## Provided data:
___

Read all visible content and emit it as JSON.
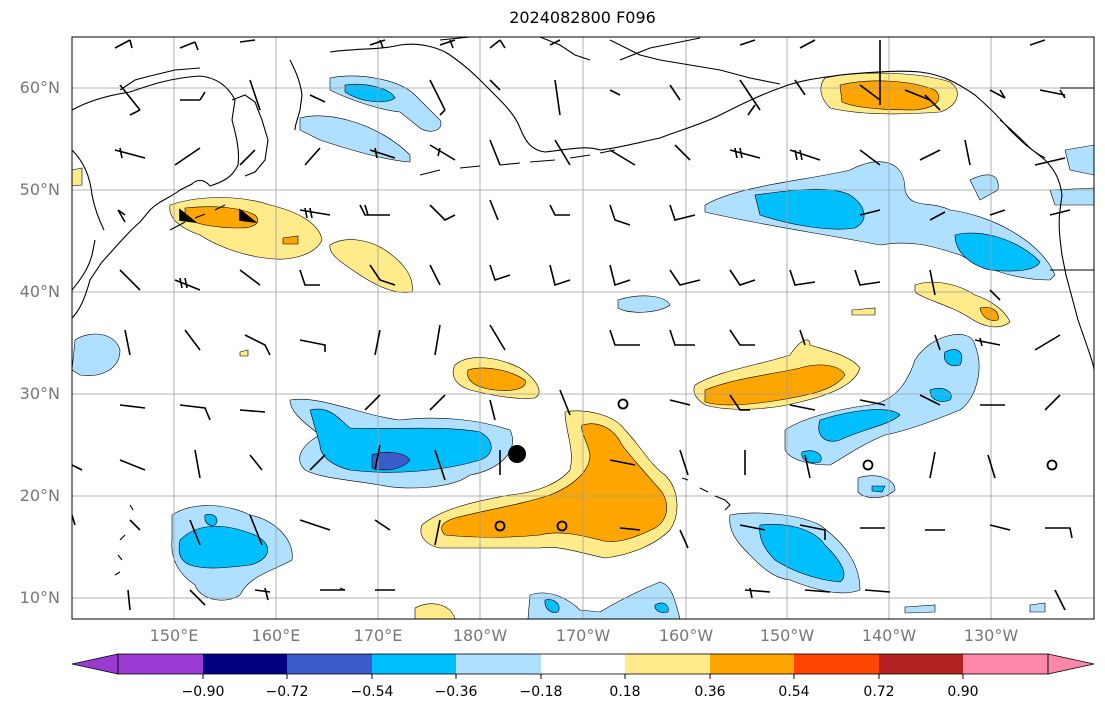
{
  "title": "2024082800 F096",
  "lat_labels": [
    "60°N",
    "50°N",
    "40°N",
    "30°N",
    "20°N",
    "10°N"
  ],
  "lon_labels": [
    "150°E",
    "160°E",
    "170°E",
    "180°W",
    "170°W",
    "160°W",
    "150°W",
    "140°W",
    "130°W"
  ],
  "colorbar": {
    "ticks": [
      "−0.90",
      "−0.72",
      "−0.54",
      "−0.36",
      "−0.18",
      "0.18",
      "0.36",
      "0.54",
      "0.72",
      "0.90"
    ],
    "colors": [
      "#9a3bd3",
      "#000080",
      "#3a5cc8",
      "#00bfff",
      "#b0e0ff",
      "#ffffff",
      "#ffeb8a",
      "#ffa500",
      "#ff4500",
      "#b22222",
      "#ff88aa"
    ]
  },
  "colors": {
    "blue_light": "#b0e0ff",
    "blue": "#00bfff",
    "blue_dark": "#3a5cc8",
    "yellow": "#ffeb8a",
    "orange": "#ffa500",
    "grid": "#9e9e9e",
    "coast": "#000000"
  },
  "features": {
    "tropical_cyclone_marker": {
      "lon": -175.5,
      "lat": 24.2
    }
  }
}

___

## What needs to be done:
Give back every line exactly as it stands, pictures excluded.

## Task output:
Read all visible content and emit it as JSON.
{
  "title": "2024082800 F096",
  "lat_labels": [
    "60°N",
    "50°N",
    "40°N",
    "30°N",
    "20°N",
    "10°N"
  ],
  "lon_labels": [
    "150°E",
    "160°E",
    "170°E",
    "180°W",
    "170°W",
    "160°W",
    "150°W",
    "140°W",
    "130°W"
  ],
  "colorbar": {
    "ticks": [
      "−0.90",
      "−0.72",
      "−0.54",
      "−0.36",
      "−0.18",
      "0.18",
      "0.36",
      "0.54",
      "0.72",
      "0.90"
    ],
    "colors": [
      "#9a3bd3",
      "#000080",
      "#3a5cc8",
      "#00bfff",
      "#b0e0ff",
      "#ffffff",
      "#ffeb8a",
      "#ffa500",
      "#ff4500",
      "#b22222",
      "#ff88aa"
    ]
  },
  "colors": {
    "blue_light": "#b0e0ff",
    "blue": "#00bfff",
    "blue_dark": "#3a5cc8",
    "yellow": "#ffeb8a",
    "orange": "#ffa500",
    "grid": "#9e9e9e",
    "coast": "#000000"
  },
  "features": {
    "tropical_cyclone_marker": {
      "lon": -175.5,
      "lat": 24.2
    }
  }
}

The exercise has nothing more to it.